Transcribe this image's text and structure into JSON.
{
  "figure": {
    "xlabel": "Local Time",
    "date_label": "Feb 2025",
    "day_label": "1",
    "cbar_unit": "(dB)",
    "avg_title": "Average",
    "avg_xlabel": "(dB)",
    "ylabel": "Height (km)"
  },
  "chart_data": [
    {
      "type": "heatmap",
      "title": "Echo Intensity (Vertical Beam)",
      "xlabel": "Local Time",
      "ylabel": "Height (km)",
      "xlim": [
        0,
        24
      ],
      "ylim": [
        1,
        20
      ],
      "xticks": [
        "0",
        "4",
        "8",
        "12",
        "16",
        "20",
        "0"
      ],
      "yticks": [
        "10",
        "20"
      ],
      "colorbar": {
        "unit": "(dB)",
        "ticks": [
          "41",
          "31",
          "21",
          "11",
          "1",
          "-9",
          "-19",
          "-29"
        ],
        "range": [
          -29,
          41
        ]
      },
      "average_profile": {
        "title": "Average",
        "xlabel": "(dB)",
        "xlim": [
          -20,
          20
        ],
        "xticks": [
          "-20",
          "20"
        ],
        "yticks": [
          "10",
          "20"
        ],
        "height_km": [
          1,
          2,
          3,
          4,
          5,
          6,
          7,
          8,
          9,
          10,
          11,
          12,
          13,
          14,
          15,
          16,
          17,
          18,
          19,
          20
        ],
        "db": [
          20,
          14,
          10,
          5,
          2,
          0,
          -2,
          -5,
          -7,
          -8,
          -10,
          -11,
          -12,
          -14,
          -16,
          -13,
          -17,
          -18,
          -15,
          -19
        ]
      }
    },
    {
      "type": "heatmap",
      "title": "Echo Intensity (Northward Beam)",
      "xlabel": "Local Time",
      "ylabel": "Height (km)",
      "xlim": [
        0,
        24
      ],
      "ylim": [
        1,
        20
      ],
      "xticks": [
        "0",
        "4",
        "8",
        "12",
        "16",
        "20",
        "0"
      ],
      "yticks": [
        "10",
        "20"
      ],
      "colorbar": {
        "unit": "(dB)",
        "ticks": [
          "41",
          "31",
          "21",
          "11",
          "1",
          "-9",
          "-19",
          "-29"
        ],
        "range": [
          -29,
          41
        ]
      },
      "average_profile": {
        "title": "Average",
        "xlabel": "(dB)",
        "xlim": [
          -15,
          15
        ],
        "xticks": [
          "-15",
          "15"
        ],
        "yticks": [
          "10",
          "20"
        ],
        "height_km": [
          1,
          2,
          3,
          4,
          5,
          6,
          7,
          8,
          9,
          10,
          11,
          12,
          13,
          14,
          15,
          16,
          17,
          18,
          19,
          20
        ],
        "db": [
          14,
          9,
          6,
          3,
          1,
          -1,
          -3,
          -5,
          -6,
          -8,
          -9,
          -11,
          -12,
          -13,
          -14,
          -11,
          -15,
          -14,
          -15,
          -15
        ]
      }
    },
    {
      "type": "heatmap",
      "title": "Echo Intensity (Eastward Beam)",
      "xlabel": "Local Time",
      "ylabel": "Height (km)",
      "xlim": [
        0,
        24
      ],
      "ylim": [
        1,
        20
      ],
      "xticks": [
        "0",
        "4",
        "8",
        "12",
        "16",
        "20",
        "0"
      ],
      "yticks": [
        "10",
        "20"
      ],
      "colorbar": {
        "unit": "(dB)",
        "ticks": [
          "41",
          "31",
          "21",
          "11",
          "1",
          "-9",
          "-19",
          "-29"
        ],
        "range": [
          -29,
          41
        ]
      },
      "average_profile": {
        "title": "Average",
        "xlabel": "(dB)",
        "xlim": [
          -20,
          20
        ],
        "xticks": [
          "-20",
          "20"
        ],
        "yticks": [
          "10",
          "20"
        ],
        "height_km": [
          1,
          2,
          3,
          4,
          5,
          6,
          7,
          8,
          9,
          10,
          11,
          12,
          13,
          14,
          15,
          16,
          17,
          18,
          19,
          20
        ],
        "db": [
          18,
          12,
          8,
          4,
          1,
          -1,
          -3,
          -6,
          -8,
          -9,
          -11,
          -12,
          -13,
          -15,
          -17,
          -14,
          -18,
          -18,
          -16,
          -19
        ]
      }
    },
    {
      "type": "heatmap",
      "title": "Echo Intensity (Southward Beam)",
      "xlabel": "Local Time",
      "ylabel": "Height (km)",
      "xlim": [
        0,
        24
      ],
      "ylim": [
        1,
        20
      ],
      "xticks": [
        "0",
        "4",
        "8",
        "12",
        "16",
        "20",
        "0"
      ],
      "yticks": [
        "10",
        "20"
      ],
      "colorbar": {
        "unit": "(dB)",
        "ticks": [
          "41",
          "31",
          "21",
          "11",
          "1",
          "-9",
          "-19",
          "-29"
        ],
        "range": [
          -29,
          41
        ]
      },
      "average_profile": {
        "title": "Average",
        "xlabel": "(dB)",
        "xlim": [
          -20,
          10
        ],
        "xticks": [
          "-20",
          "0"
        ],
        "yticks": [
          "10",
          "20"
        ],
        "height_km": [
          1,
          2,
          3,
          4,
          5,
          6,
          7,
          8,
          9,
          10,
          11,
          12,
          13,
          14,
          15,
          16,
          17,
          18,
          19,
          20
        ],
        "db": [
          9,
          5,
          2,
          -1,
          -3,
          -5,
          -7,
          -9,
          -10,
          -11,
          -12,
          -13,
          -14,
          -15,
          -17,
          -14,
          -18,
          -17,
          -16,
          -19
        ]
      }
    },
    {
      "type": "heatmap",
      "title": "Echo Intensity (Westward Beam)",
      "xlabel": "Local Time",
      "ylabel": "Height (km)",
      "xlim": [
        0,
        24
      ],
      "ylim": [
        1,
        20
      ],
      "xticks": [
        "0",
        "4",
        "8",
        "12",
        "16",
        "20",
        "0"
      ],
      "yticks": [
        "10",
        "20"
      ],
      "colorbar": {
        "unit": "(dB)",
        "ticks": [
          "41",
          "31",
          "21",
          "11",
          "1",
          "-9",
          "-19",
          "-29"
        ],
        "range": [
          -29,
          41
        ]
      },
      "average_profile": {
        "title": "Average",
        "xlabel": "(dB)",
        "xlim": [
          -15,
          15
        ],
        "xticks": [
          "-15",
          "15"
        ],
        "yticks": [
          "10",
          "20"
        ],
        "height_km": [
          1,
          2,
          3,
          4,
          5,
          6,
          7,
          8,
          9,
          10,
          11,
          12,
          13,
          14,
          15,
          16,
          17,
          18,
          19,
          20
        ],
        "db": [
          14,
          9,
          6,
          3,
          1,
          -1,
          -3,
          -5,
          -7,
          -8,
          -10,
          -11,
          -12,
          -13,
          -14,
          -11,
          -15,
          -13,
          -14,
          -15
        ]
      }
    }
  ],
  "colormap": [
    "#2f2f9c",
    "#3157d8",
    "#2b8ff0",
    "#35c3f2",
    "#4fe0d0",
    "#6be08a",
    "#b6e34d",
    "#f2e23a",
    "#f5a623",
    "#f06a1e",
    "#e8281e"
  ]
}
============================================================
**Prompt:**
Copy out the whole listing exactly; please set it all down.

**Result below:**
Transcribe this image's text and structure into JSON.
{
  "figure": {
    "xlabel": "Local Time",
    "date_label": "Feb 2025",
    "day_label": "1",
    "cbar_unit": "(dB)",
    "avg_title": "Average",
    "avg_xlabel": "(dB)",
    "ylabel": "Height (km)"
  },
  "chart_data": [
    {
      "type": "heatmap",
      "title": "Echo Intensity (Vertical Beam)",
      "xlabel": "Local Time",
      "ylabel": "Height (km)",
      "xlim": [
        0,
        24
      ],
      "ylim": [
        1,
        20
      ],
      "xticks": [
        "0",
        "4",
        "8",
        "12",
        "16",
        "20",
        "0"
      ],
      "yticks": [
        "10",
        "20"
      ],
      "colorbar": {
        "unit": "(dB)",
        "ticks": [
          "41",
          "31",
          "21",
          "11",
          "1",
          "-9",
          "-19",
          "-29"
        ],
        "range": [
          -29,
          41
        ]
      },
      "average_profile": {
        "title": "Average",
        "xlabel": "(dB)",
        "xlim": [
          -20,
          20
        ],
        "xticks": [
          "-20",
          "20"
        ],
        "yticks": [
          "10",
          "20"
        ],
        "height_km": [
          1,
          2,
          3,
          4,
          5,
          6,
          7,
          8,
          9,
          10,
          11,
          12,
          13,
          14,
          15,
          16,
          17,
          18,
          19,
          20
        ],
        "db": [
          20,
          14,
          10,
          5,
          2,
          0,
          -2,
          -5,
          -7,
          -8,
          -10,
          -11,
          -12,
          -14,
          -16,
          -13,
          -17,
          -18,
          -15,
          -19
        ]
      }
    },
    {
      "type": "heatmap",
      "title": "Echo Intensity (Northward Beam)",
      "xlabel": "Local Time",
      "ylabel": "Height (km)",
      "xlim": [
        0,
        24
      ],
      "ylim": [
        1,
        20
      ],
      "xticks": [
        "0",
        "4",
        "8",
        "12",
        "16",
        "20",
        "0"
      ],
      "yticks": [
        "10",
        "20"
      ],
      "colorbar": {
        "unit": "(dB)",
        "ticks": [
          "41",
          "31",
          "21",
          "11",
          "1",
          "-9",
          "-19",
          "-29"
        ],
        "range": [
          -29,
          41
        ]
      },
      "average_profile": {
        "title": "Average",
        "xlabel": "(dB)",
        "xlim": [
          -15,
          15
        ],
        "xticks": [
          "-15",
          "15"
        ],
        "yticks": [
          "10",
          "20"
        ],
        "height_km": [
          1,
          2,
          3,
          4,
          5,
          6,
          7,
          8,
          9,
          10,
          11,
          12,
          13,
          14,
          15,
          16,
          17,
          18,
          19,
          20
        ],
        "db": [
          14,
          9,
          6,
          3,
          1,
          -1,
          -3,
          -5,
          -6,
          -8,
          -9,
          -11,
          -12,
          -13,
          -14,
          -11,
          -15,
          -14,
          -15,
          -15
        ]
      }
    },
    {
      "type": "heatmap",
      "title": "Echo Intensity (Eastward Beam)",
      "xlabel": "Local Time",
      "ylabel": "Height (km)",
      "xlim": [
        0,
        24
      ],
      "ylim": [
        1,
        20
      ],
      "xticks": [
        "0",
        "4",
        "8",
        "12",
        "16",
        "20",
        "0"
      ],
      "yticks": [
        "10",
        "20"
      ],
      "colorbar": {
        "unit": "(dB)",
        "ticks": [
          "41",
          "31",
          "21",
          "11",
          "1",
          "-9",
          "-19",
          "-29"
        ],
        "range": [
          -29,
          41
        ]
      },
      "average_profile": {
        "title": "Average",
        "xlabel": "(dB)",
        "xlim": [
          -20,
          20
        ],
        "xticks": [
          "-20",
          "20"
        ],
        "yticks": [
          "10",
          "20"
        ],
        "height_km": [
          1,
          2,
          3,
          4,
          5,
          6,
          7,
          8,
          9,
          10,
          11,
          12,
          13,
          14,
          15,
          16,
          17,
          18,
          19,
          20
        ],
        "db": [
          18,
          12,
          8,
          4,
          1,
          -1,
          -3,
          -6,
          -8,
          -9,
          -11,
          -12,
          -13,
          -15,
          -17,
          -14,
          -18,
          -18,
          -16,
          -19
        ]
      }
    },
    {
      "type": "heatmap",
      "title": "Echo Intensity (Southward Beam)",
      "xlabel": "Local Time",
      "ylabel": "Height (km)",
      "xlim": [
        0,
        24
      ],
      "ylim": [
        1,
        20
      ],
      "xticks": [
        "0",
        "4",
        "8",
        "12",
        "16",
        "20",
        "0"
      ],
      "yticks": [
        "10",
        "20"
      ],
      "colorbar": {
        "unit": "(dB)",
        "ticks": [
          "41",
          "31",
          "21",
          "11",
          "1",
          "-9",
          "-19",
          "-29"
        ],
        "range": [
          -29,
          41
        ]
      },
      "average_profile": {
        "title": "Average",
        "xlabel": "(dB)",
        "xlim": [
          -20,
          10
        ],
        "xticks": [
          "-20",
          "0"
        ],
        "yticks": [
          "10",
          "20"
        ],
        "height_km": [
          1,
          2,
          3,
          4,
          5,
          6,
          7,
          8,
          9,
          10,
          11,
          12,
          13,
          14,
          15,
          16,
          17,
          18,
          19,
          20
        ],
        "db": [
          9,
          5,
          2,
          -1,
          -3,
          -5,
          -7,
          -9,
          -10,
          -11,
          -12,
          -13,
          -14,
          -15,
          -17,
          -14,
          -18,
          -17,
          -16,
          -19
        ]
      }
    },
    {
      "type": "heatmap",
      "title": "Echo Intensity (Westward Beam)",
      "xlabel": "Local Time",
      "ylabel": "Height (km)",
      "xlim": [
        0,
        24
      ],
      "ylim": [
        1,
        20
      ],
      "xticks": [
        "0",
        "4",
        "8",
        "12",
        "16",
        "20",
        "0"
      ],
      "yticks": [
        "10",
        "20"
      ],
      "colorbar": {
        "unit": "(dB)",
        "ticks": [
          "41",
          "31",
          "21",
          "11",
          "1",
          "-9",
          "-19",
          "-29"
        ],
        "range": [
          -29,
          41
        ]
      },
      "average_profile": {
        "title": "Average",
        "xlabel": "(dB)",
        "xlim": [
          -15,
          15
        ],
        "xticks": [
          "-15",
          "15"
        ],
        "yticks": [
          "10",
          "20"
        ],
        "height_km": [
          1,
          2,
          3,
          4,
          5,
          6,
          7,
          8,
          9,
          10,
          11,
          12,
          13,
          14,
          15,
          16,
          17,
          18,
          19,
          20
        ],
        "db": [
          14,
          9,
          6,
          3,
          1,
          -1,
          -3,
          -5,
          -7,
          -8,
          -10,
          -11,
          -12,
          -13,
          -14,
          -11,
          -15,
          -13,
          -14,
          -15
        ]
      }
    }
  ],
  "colormap": [
    "#2f2f9c",
    "#3157d8",
    "#2b8ff0",
    "#35c3f2",
    "#4fe0d0",
    "#6be08a",
    "#b6e34d",
    "#f2e23a",
    "#f5a623",
    "#f06a1e",
    "#e8281e"
  ]
}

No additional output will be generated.